§ **Dataset items**
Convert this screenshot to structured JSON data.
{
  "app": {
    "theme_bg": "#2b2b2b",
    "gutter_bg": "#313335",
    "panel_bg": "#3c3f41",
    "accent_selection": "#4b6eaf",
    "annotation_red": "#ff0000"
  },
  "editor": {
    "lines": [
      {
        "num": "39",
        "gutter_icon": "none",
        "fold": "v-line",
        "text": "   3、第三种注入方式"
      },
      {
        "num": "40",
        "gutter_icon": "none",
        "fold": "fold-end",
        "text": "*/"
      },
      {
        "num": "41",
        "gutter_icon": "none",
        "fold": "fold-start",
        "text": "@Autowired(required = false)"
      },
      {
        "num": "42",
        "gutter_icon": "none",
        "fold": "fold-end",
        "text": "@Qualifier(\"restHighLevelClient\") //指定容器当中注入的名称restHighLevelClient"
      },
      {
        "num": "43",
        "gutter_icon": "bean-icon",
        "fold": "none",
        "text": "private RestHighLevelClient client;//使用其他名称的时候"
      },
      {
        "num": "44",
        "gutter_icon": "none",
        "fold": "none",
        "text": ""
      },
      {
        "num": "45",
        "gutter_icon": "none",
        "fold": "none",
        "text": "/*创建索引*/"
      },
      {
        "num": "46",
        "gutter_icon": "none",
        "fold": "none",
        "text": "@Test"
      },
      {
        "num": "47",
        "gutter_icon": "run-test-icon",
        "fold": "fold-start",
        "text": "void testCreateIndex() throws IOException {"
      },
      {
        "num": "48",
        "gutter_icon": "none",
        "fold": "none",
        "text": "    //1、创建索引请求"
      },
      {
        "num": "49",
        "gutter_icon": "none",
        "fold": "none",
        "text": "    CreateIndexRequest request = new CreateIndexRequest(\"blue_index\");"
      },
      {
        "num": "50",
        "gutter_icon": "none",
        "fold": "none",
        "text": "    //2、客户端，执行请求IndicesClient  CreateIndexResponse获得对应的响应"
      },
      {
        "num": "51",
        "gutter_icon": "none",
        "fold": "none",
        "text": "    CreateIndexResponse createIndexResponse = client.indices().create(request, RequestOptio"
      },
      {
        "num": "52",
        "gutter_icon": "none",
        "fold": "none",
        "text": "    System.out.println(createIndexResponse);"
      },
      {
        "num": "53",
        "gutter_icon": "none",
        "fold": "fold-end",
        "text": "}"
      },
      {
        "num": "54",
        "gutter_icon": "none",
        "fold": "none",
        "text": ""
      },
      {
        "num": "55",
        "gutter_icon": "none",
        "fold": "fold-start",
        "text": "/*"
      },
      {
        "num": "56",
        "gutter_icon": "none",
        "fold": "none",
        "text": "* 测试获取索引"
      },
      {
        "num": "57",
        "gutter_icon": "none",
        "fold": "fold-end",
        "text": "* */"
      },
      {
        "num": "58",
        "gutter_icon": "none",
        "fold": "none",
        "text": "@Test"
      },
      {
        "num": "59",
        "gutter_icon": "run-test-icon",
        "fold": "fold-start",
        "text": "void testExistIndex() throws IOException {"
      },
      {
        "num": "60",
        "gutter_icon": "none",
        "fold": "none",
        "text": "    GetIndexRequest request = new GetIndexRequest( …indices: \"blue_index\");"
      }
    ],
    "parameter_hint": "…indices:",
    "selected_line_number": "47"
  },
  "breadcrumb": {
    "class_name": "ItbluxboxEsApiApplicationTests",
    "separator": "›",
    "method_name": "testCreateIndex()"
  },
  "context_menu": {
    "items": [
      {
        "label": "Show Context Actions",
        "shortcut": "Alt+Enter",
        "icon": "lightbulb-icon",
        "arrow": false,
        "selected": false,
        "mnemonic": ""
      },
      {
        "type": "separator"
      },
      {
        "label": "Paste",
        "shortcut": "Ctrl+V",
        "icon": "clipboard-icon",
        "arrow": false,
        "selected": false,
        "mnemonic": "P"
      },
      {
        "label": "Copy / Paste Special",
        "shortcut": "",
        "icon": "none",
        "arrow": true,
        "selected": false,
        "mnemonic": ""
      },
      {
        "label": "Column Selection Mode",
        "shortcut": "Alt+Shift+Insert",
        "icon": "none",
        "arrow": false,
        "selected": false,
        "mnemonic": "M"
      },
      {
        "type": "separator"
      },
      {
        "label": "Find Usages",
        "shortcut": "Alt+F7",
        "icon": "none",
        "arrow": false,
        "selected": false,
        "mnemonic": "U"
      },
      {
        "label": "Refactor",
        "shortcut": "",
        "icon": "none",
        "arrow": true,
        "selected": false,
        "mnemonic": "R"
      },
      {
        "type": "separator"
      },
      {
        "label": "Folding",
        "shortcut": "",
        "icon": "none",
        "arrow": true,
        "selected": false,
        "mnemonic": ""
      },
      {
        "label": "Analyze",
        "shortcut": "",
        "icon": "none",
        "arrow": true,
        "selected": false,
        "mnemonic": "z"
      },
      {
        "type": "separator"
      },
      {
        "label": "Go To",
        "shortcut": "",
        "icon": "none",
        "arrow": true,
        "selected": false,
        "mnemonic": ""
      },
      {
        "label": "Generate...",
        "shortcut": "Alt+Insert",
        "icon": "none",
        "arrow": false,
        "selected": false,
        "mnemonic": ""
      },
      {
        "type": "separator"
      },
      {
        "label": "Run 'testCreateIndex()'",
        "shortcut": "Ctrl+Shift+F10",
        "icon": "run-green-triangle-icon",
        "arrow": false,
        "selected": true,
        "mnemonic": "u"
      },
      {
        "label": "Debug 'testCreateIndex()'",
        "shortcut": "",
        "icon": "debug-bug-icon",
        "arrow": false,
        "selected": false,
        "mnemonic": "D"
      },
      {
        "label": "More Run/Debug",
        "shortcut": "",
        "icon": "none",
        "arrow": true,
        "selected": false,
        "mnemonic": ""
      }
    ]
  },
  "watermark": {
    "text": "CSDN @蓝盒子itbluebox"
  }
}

§ **What this task involves**
Retype the listing exactly, in full.

§ **Response**
Convert this screenshot to structured JSON data.
{
  "app": {
    "theme_bg": "#2b2b2b",
    "gutter_bg": "#313335",
    "panel_bg": "#3c3f41",
    "accent_selection": "#4b6eaf",
    "annotation_red": "#ff0000"
  },
  "editor": {
    "lines": [
      {
        "num": "39",
        "gutter_icon": "none",
        "fold": "v-line",
        "text": "   3、第三种注入方式"
      },
      {
        "num": "40",
        "gutter_icon": "none",
        "fold": "fold-end",
        "text": "*/"
      },
      {
        "num": "41",
        "gutter_icon": "none",
        "fold": "fold-start",
        "text": "@Autowired(required = false)"
      },
      {
        "num": "42",
        "gutter_icon": "none",
        "fold": "fold-end",
        "text": "@Qualifier(\"restHighLevelClient\") //指定容器当中注入的名称restHighLevelClient"
      },
      {
        "num": "43",
        "gutter_icon": "bean-icon",
        "fold": "none",
        "text": "private RestHighLevelClient client;//使用其他名称的时候"
      },
      {
        "num": "44",
        "gutter_icon": "none",
        "fold": "none",
        "text": ""
      },
      {
        "num": "45",
        "gutter_icon": "none",
        "fold": "none",
        "text": "/*创建索引*/"
      },
      {
        "num": "46",
        "gutter_icon": "none",
        "fold": "none",
        "text": "@Test"
      },
      {
        "num": "47",
        "gutter_icon": "run-test-icon",
        "fold": "fold-start",
        "text": "void testCreateIndex() throws IOException {"
      },
      {
        "num": "48",
        "gutter_icon": "none",
        "fold": "none",
        "text": "    //1、创建索引请求"
      },
      {
        "num": "49",
        "gutter_icon": "none",
        "fold": "none",
        "text": "    CreateIndexRequest request = new CreateIndexRequest(\"blue_index\");"
      },
      {
        "num": "50",
        "gutter_icon": "none",
        "fold": "none",
        "text": "    //2、客户端，执行请求IndicesClient  CreateIndexResponse获得对应的响应"
      },
      {
        "num": "51",
        "gutter_icon": "none",
        "fold": "none",
        "text": "    CreateIndexResponse createIndexResponse = client.indices().create(request, RequestOptio"
      },
      {
        "num": "52",
        "gutter_icon": "none",
        "fold": "none",
        "text": "    System.out.println(createIndexResponse);"
      },
      {
        "num": "53",
        "gutter_icon": "none",
        "fold": "fold-end",
        "text": "}"
      },
      {
        "num": "54",
        "gutter_icon": "none",
        "fold": "none",
        "text": ""
      },
      {
        "num": "55",
        "gutter_icon": "none",
        "fold": "fold-start",
        "text": "/*"
      },
      {
        "num": "56",
        "gutter_icon": "none",
        "fold": "none",
        "text": "* 测试获取索引"
      },
      {
        "num": "57",
        "gutter_icon": "none",
        "fold": "fold-end",
        "text": "* */"
      },
      {
        "num": "58",
        "gutter_icon": "none",
        "fold": "none",
        "text": "@Test"
      },
      {
        "num": "59",
        "gutter_icon": "run-test-icon",
        "fold": "fold-start",
        "text": "void testExistIndex() throws IOException {"
      },
      {
        "num": "60",
        "gutter_icon": "none",
        "fold": "none",
        "text": "    GetIndexRequest request = new GetIndexRequest( …indices: \"blue_index\");"
      }
    ],
    "parameter_hint": "…indices:",
    "selected_line_number": "47"
  },
  "breadcrumb": {
    "class_name": "ItbluxboxEsApiApplicationTests",
    "separator": "›",
    "method_name": "testCreateIndex()"
  },
  "context_menu": {
    "items": [
      {
        "label": "Show Context Actions",
        "shortcut": "Alt+Enter",
        "icon": "lightbulb-icon",
        "arrow": false,
        "selected": false,
        "mnemonic": ""
      },
      {
        "type": "separator"
      },
      {
        "label": "Paste",
        "shortcut": "Ctrl+V",
        "icon": "clipboard-icon",
        "arrow": false,
        "selected": false,
        "mnemonic": "P"
      },
      {
        "label": "Copy / Paste Special",
        "shortcut": "",
        "icon": "none",
        "arrow": true,
        "selected": false,
        "mnemonic": ""
      },
      {
        "label": "Column Selection Mode",
        "shortcut": "Alt+Shift+Insert",
        "icon": "none",
        "arrow": false,
        "selected": false,
        "mnemonic": "M"
      },
      {
        "type": "separator"
      },
      {
        "label": "Find Usages",
        "shortcut": "Alt+F7",
        "icon": "none",
        "arrow": false,
        "selected": false,
        "mnemonic": "U"
      },
      {
        "label": "Refactor",
        "shortcut": "",
        "icon": "none",
        "arrow": true,
        "selected": false,
        "mnemonic": "R"
      },
      {
        "type": "separator"
      },
      {
        "label": "Folding",
        "shortcut": "",
        "icon": "none",
        "arrow": true,
        "selected": false,
        "mnemonic": ""
      },
      {
        "label": "Analyze",
        "shortcut": "",
        "icon": "none",
        "arrow": true,
        "selected": false,
        "mnemonic": "z"
      },
      {
        "type": "separator"
      },
      {
        "label": "Go To",
        "shortcut": "",
        "icon": "none",
        "arrow": true,
        "selected": false,
        "mnemonic": ""
      },
      {
        "label": "Generate...",
        "shortcut": "Alt+Insert",
        "icon": "none",
        "arrow": false,
        "selected": false,
        "mnemonic": ""
      },
      {
        "type": "separator"
      },
      {
        "label": "Run 'testCreateIndex()'",
        "shortcut": "Ctrl+Shift+F10",
        "icon": "run-green-triangle-icon",
        "arrow": false,
        "selected": true,
        "mnemonic": "u"
      },
      {
        "label": "Debug 'testCreateIndex()'",
        "shortcut": "",
        "icon": "debug-bug-icon",
        "arrow": false,
        "selected": false,
        "mnemonic": "D"
      },
      {
        "label": "More Run/Debug",
        "shortcut": "",
        "icon": "none",
        "arrow": true,
        "selected": false,
        "mnemonic": ""
      }
    ]
  },
  "watermark": {
    "text": "CSDN @蓝盒子itbluebox"
  }
}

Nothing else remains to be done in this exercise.